OBJECTIVE
Your task is to copy every line of this material exactly.

INPUT ROWS
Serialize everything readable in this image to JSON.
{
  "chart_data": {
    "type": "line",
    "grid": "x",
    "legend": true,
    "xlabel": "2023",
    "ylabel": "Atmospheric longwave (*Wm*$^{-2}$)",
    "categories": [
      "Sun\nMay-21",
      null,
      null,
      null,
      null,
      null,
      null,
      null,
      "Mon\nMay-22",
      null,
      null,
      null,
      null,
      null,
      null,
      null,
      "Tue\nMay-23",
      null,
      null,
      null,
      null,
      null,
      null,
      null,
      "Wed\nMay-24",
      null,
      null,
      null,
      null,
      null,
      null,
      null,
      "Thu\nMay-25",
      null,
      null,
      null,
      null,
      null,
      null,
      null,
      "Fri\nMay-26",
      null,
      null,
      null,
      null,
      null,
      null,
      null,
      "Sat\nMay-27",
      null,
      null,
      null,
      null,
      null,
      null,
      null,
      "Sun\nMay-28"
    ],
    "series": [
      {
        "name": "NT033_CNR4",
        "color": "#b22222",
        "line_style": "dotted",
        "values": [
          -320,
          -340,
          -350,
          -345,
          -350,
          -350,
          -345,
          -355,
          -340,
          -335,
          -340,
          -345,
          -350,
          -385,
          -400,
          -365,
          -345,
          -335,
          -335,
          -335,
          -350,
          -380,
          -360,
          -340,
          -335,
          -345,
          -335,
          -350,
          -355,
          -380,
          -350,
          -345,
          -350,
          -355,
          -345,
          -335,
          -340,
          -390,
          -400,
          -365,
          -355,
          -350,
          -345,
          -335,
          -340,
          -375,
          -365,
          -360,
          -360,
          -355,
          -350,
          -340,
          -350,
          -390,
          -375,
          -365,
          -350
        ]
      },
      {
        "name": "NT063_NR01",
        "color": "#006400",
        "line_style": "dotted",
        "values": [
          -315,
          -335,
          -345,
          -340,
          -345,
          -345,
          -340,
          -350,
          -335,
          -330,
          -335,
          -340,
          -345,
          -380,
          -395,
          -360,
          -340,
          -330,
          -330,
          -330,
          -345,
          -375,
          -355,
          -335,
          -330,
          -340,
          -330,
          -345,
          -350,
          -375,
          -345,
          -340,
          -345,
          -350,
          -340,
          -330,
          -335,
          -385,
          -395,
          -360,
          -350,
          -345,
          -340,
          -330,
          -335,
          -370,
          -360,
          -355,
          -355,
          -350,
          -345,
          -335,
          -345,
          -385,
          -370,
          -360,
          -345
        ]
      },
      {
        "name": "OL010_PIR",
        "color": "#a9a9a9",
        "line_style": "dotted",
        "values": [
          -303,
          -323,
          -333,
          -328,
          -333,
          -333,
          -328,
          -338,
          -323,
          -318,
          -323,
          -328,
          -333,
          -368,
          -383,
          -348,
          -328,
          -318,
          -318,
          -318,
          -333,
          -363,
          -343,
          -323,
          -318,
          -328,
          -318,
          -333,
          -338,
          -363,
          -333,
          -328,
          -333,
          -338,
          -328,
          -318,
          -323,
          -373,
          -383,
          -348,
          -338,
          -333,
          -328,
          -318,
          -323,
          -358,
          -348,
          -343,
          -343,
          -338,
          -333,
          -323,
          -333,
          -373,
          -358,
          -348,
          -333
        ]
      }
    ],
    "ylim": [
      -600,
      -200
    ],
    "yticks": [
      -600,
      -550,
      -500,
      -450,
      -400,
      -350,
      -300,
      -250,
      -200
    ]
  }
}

RESULT
Serialize everything readable in this image to JSON.
{
  "chart_data": {
    "type": "line",
    "grid": "x",
    "legend": true,
    "xlabel": "2023",
    "ylabel": "Atmospheric longwave (*Wm*$^{-2}$)",
    "categories": [
      "Sun\nMay-21",
      null,
      null,
      null,
      null,
      null,
      null,
      null,
      "Mon\nMay-22",
      null,
      null,
      null,
      null,
      null,
      null,
      null,
      "Tue\nMay-23",
      null,
      null,
      null,
      null,
      null,
      null,
      null,
      "Wed\nMay-24",
      null,
      null,
      null,
      null,
      null,
      null,
      null,
      "Thu\nMay-25",
      null,
      null,
      null,
      null,
      null,
      null,
      null,
      "Fri\nMay-26",
      null,
      null,
      null,
      null,
      null,
      null,
      null,
      "Sat\nMay-27",
      null,
      null,
      null,
      null,
      null,
      null,
      null,
      "Sun\nMay-28"
    ],
    "series": [
      {
        "name": "NT033_CNR4",
        "color": "#b22222",
        "line_style": "dotted",
        "values": [
          -320,
          -340,
          -350,
          -345,
          -350,
          -350,
          -345,
          -355,
          -340,
          -335,
          -340,
          -345,
          -350,
          -385,
          -400,
          -365,
          -345,
          -335,
          -335,
          -335,
          -350,
          -380,
          -360,
          -340,
          -335,
          -345,
          -335,
          -350,
          -355,
          -380,
          -350,
          -345,
          -350,
          -355,
          -345,
          -335,
          -340,
          -390,
          -400,
          -365,
          -355,
          -350,
          -345,
          -335,
          -340,
          -375,
          -365,
          -360,
          -360,
          -355,
          -350,
          -340,
          -350,
          -390,
          -375,
          -365,
          -350
        ]
      },
      {
        "name": "NT063_NR01",
        "color": "#006400",
        "line_style": "dotted",
        "values": [
          -315,
          -335,
          -345,
          -340,
          -345,
          -345,
          -340,
          -350,
          -335,
          -330,
          -335,
          -340,
          -345,
          -380,
          -395,
          -360,
          -340,
          -330,
          -330,
          -330,
          -345,
          -375,
          -355,
          -335,
          -330,
          -340,
          -330,
          -345,
          -350,
          -375,
          -345,
          -340,
          -345,
          -350,
          -340,
          -330,
          -335,
          -385,
          -395,
          -360,
          -350,
          -345,
          -340,
          -330,
          -335,
          -370,
          -360,
          -355,
          -355,
          -350,
          -345,
          -335,
          -345,
          -385,
          -370,
          -360,
          -345
        ]
      },
      {
        "name": "OL010_PIR",
        "color": "#a9a9a9",
        "line_style": "dotted",
        "values": [
          -303,
          -323,
          -333,
          -328,
          -333,
          -333,
          -328,
          -338,
          -323,
          -318,
          -323,
          -328,
          -333,
          -368,
          -383,
          -348,
          -328,
          -318,
          -318,
          -318,
          -333,
          -363,
          -343,
          -323,
          -318,
          -328,
          -318,
          -333,
          -338,
          -363,
          -333,
          -328,
          -333,
          -338,
          -328,
          -318,
          -323,
          -373,
          -383,
          -348,
          -338,
          -333,
          -328,
          -318,
          -323,
          -358,
          -348,
          -343,
          -343,
          -338,
          -333,
          -323,
          -333,
          -373,
          -358,
          -348,
          -333
        ]
      }
    ],
    "ylim": [
      -600,
      -200
    ],
    "yticks": [
      -600,
      -550,
      -500,
      -450,
      -400,
      -350,
      -300,
      -250,
      -200
    ]
  }
}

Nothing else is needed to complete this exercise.